** start of TASK DATA **
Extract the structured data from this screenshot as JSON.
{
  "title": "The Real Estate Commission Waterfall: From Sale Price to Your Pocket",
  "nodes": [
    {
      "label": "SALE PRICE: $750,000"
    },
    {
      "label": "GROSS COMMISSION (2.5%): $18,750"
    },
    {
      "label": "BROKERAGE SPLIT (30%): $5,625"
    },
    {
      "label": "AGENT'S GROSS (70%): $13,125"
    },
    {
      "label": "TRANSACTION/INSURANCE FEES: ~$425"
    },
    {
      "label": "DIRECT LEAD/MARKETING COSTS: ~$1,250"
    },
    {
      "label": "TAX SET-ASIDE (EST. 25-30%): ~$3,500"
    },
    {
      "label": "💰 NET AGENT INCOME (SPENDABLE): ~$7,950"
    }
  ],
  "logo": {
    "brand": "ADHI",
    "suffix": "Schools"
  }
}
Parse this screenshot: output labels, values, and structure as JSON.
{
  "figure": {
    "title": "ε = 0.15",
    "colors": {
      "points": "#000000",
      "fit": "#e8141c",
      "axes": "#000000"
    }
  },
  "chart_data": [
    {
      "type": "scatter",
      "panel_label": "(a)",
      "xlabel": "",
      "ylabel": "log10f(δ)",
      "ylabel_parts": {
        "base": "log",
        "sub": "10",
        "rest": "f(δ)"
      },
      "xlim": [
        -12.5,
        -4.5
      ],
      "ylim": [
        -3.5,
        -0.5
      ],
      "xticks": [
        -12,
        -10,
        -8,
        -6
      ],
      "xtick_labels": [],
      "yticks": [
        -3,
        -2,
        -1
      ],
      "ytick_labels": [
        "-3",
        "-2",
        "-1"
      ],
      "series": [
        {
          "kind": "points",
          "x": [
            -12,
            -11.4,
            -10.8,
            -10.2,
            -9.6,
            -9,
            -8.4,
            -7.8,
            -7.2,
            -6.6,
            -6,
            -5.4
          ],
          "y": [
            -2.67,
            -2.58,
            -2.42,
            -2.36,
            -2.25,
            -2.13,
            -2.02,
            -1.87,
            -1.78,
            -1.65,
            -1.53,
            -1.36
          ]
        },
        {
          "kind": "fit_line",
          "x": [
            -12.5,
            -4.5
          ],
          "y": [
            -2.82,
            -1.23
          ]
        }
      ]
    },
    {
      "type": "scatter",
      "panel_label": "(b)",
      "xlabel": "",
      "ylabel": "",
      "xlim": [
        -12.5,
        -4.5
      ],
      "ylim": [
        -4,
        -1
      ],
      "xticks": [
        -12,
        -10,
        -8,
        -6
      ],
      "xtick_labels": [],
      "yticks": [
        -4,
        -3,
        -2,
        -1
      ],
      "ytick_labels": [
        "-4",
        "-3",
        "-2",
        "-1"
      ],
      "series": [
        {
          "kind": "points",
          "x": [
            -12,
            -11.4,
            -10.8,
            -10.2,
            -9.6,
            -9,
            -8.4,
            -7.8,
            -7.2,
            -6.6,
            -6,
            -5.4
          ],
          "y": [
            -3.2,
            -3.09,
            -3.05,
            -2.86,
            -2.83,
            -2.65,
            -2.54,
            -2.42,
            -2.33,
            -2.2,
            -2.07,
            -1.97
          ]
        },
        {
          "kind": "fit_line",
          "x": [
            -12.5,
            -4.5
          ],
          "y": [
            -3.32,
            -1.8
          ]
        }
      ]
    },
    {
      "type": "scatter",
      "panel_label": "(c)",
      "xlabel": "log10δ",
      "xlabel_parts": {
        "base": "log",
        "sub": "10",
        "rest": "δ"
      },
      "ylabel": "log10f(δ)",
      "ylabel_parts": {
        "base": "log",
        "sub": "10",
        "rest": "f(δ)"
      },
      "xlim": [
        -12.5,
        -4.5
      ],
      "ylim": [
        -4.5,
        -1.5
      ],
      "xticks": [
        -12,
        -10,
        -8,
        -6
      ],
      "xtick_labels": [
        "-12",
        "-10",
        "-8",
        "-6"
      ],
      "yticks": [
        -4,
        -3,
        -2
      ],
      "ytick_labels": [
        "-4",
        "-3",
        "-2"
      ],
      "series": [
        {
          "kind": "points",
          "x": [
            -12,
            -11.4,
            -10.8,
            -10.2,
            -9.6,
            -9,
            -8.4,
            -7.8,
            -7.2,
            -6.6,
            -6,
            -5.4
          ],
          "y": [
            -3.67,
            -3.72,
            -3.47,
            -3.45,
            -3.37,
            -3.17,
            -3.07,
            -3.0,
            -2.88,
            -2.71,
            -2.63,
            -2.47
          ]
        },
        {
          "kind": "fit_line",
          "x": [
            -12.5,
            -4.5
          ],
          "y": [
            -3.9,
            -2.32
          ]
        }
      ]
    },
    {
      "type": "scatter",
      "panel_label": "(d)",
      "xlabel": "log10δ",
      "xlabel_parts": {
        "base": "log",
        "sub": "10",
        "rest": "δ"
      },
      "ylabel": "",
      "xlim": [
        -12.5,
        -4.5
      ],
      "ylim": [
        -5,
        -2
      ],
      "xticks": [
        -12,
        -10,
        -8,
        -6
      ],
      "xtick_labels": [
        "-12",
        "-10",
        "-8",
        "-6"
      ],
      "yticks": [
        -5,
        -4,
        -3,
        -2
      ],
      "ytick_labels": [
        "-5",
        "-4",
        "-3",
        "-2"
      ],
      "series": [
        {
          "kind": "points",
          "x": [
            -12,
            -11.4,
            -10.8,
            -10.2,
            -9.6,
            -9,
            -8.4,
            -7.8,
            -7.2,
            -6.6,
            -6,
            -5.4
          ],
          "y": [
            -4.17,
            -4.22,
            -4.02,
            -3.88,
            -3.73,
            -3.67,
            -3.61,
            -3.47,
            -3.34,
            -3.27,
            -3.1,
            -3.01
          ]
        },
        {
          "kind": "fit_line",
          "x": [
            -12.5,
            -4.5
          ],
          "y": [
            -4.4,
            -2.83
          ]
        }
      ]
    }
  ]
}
** end of TASK DATA **
Search the records for the word "GROSS". Copy every line that has it.

      "label": "GROSS COMMISSION (2.5%): $18,750"
      "label": "AGENT'S GROSS (70%): $13,125"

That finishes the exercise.